**What the task requires**
Produce an exact copy of all the records.

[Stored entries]

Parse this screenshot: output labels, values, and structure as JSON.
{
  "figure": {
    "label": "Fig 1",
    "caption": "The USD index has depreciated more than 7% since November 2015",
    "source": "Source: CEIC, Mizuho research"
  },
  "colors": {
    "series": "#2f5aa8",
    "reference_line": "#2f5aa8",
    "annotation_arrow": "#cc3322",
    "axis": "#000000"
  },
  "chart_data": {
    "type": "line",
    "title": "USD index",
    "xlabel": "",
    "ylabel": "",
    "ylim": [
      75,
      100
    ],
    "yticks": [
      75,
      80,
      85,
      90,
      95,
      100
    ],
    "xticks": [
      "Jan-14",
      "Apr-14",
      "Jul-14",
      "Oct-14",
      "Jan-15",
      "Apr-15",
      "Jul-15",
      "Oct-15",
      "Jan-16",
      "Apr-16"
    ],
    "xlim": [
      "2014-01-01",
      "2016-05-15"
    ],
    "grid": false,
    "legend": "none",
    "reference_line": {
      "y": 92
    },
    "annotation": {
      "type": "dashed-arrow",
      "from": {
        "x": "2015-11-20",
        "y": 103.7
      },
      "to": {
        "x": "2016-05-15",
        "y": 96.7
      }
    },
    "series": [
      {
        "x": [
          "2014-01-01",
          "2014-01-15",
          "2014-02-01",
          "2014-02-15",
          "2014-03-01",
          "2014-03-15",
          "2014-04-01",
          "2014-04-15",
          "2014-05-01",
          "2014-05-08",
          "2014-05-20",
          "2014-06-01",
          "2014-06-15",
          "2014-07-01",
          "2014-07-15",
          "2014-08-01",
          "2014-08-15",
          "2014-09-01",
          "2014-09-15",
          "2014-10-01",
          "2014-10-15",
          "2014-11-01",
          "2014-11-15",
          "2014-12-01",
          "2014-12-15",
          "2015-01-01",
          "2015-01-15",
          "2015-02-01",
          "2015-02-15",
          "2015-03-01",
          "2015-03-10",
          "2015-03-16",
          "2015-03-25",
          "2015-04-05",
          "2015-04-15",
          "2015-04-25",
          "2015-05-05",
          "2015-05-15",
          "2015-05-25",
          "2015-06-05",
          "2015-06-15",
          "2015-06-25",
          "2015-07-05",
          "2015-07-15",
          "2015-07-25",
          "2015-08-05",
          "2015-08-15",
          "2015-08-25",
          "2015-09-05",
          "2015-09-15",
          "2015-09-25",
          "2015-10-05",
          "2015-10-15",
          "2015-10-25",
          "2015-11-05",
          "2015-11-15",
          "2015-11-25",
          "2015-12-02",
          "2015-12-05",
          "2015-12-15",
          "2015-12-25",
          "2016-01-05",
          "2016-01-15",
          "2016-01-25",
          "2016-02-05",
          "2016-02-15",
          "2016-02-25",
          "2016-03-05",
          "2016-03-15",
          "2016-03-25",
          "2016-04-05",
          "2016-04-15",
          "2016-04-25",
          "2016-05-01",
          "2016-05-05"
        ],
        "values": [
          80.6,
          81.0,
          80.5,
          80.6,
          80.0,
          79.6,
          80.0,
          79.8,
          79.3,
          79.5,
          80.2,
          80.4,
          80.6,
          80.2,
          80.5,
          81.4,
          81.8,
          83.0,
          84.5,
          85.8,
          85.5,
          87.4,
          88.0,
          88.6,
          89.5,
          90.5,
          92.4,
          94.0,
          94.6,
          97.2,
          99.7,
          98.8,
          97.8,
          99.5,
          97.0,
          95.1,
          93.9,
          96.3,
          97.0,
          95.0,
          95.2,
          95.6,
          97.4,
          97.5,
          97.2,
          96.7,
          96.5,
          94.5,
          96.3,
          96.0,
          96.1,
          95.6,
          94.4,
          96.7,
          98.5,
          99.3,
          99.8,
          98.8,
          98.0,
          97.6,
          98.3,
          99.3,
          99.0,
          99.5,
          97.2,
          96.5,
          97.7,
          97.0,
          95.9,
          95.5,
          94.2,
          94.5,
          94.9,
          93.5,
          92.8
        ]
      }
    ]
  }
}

**The output**
Parse this screenshot: output labels, values, and structure as JSON.
{
  "figure": {
    "label": "Fig 1",
    "caption": "The USD index has depreciated more than 7% since November 2015",
    "source": "Source: CEIC, Mizuho research"
  },
  "colors": {
    "series": "#2f5aa8",
    "reference_line": "#2f5aa8",
    "annotation_arrow": "#cc3322",
    "axis": "#000000"
  },
  "chart_data": {
    "type": "line",
    "title": "USD index",
    "xlabel": "",
    "ylabel": "",
    "ylim": [
      75,
      100
    ],
    "yticks": [
      75,
      80,
      85,
      90,
      95,
      100
    ],
    "xticks": [
      "Jan-14",
      "Apr-14",
      "Jul-14",
      "Oct-14",
      "Jan-15",
      "Apr-15",
      "Jul-15",
      "Oct-15",
      "Jan-16",
      "Apr-16"
    ],
    "xlim": [
      "2014-01-01",
      "2016-05-15"
    ],
    "grid": false,
    "legend": "none",
    "reference_line": {
      "y": 92
    },
    "annotation": {
      "type": "dashed-arrow",
      "from": {
        "x": "2015-11-20",
        "y": 103.7
      },
      "to": {
        "x": "2016-05-15",
        "y": 96.7
      }
    },
    "series": [
      {
        "x": [
          "2014-01-01",
          "2014-01-15",
          "2014-02-01",
          "2014-02-15",
          "2014-03-01",
          "2014-03-15",
          "2014-04-01",
          "2014-04-15",
          "2014-05-01",
          "2014-05-08",
          "2014-05-20",
          "2014-06-01",
          "2014-06-15",
          "2014-07-01",
          "2014-07-15",
          "2014-08-01",
          "2014-08-15",
          "2014-09-01",
          "2014-09-15",
          "2014-10-01",
          "2014-10-15",
          "2014-11-01",
          "2014-11-15",
          "2014-12-01",
          "2014-12-15",
          "2015-01-01",
          "2015-01-15",
          "2015-02-01",
          "2015-02-15",
          "2015-03-01",
          "2015-03-10",
          "2015-03-16",
          "2015-03-25",
          "2015-04-05",
          "2015-04-15",
          "2015-04-25",
          "2015-05-05",
          "2015-05-15",
          "2015-05-25",
          "2015-06-05",
          "2015-06-15",
          "2015-06-25",
          "2015-07-05",
          "2015-07-15",
          "2015-07-25",
          "2015-08-05",
          "2015-08-15",
          "2015-08-25",
          "2015-09-05",
          "2015-09-15",
          "2015-09-25",
          "2015-10-05",
          "2015-10-15",
          "2015-10-25",
          "2015-11-05",
          "2015-11-15",
          "2015-11-25",
          "2015-12-02",
          "2015-12-05",
          "2015-12-15",
          "2015-12-25",
          "2016-01-05",
          "2016-01-15",
          "2016-01-25",
          "2016-02-05",
          "2016-02-15",
          "2016-02-25",
          "2016-03-05",
          "2016-03-15",
          "2016-03-25",
          "2016-04-05",
          "2016-04-15",
          "2016-04-25",
          "2016-05-01",
          "2016-05-05"
        ],
        "values": [
          80.6,
          81.0,
          80.5,
          80.6,
          80.0,
          79.6,
          80.0,
          79.8,
          79.3,
          79.5,
          80.2,
          80.4,
          80.6,
          80.2,
          80.5,
          81.4,
          81.8,
          83.0,
          84.5,
          85.8,
          85.5,
          87.4,
          88.0,
          88.6,
          89.5,
          90.5,
          92.4,
          94.0,
          94.6,
          97.2,
          99.7,
          98.8,
          97.8,
          99.5,
          97.0,
          95.1,
          93.9,
          96.3,
          97.0,
          95.0,
          95.2,
          95.6,
          97.4,
          97.5,
          97.2,
          96.7,
          96.5,
          94.5,
          96.3,
          96.0,
          96.1,
          95.6,
          94.4,
          96.7,
          98.5,
          99.3,
          99.8,
          98.8,
          98.0,
          97.6,
          98.3,
          99.3,
          99.0,
          99.5,
          97.2,
          96.5,
          97.7,
          97.0,
          95.9,
          95.5,
          94.2,
          94.5,
          94.9,
          93.5,
          92.8
        ]
      }
    ]
  }
}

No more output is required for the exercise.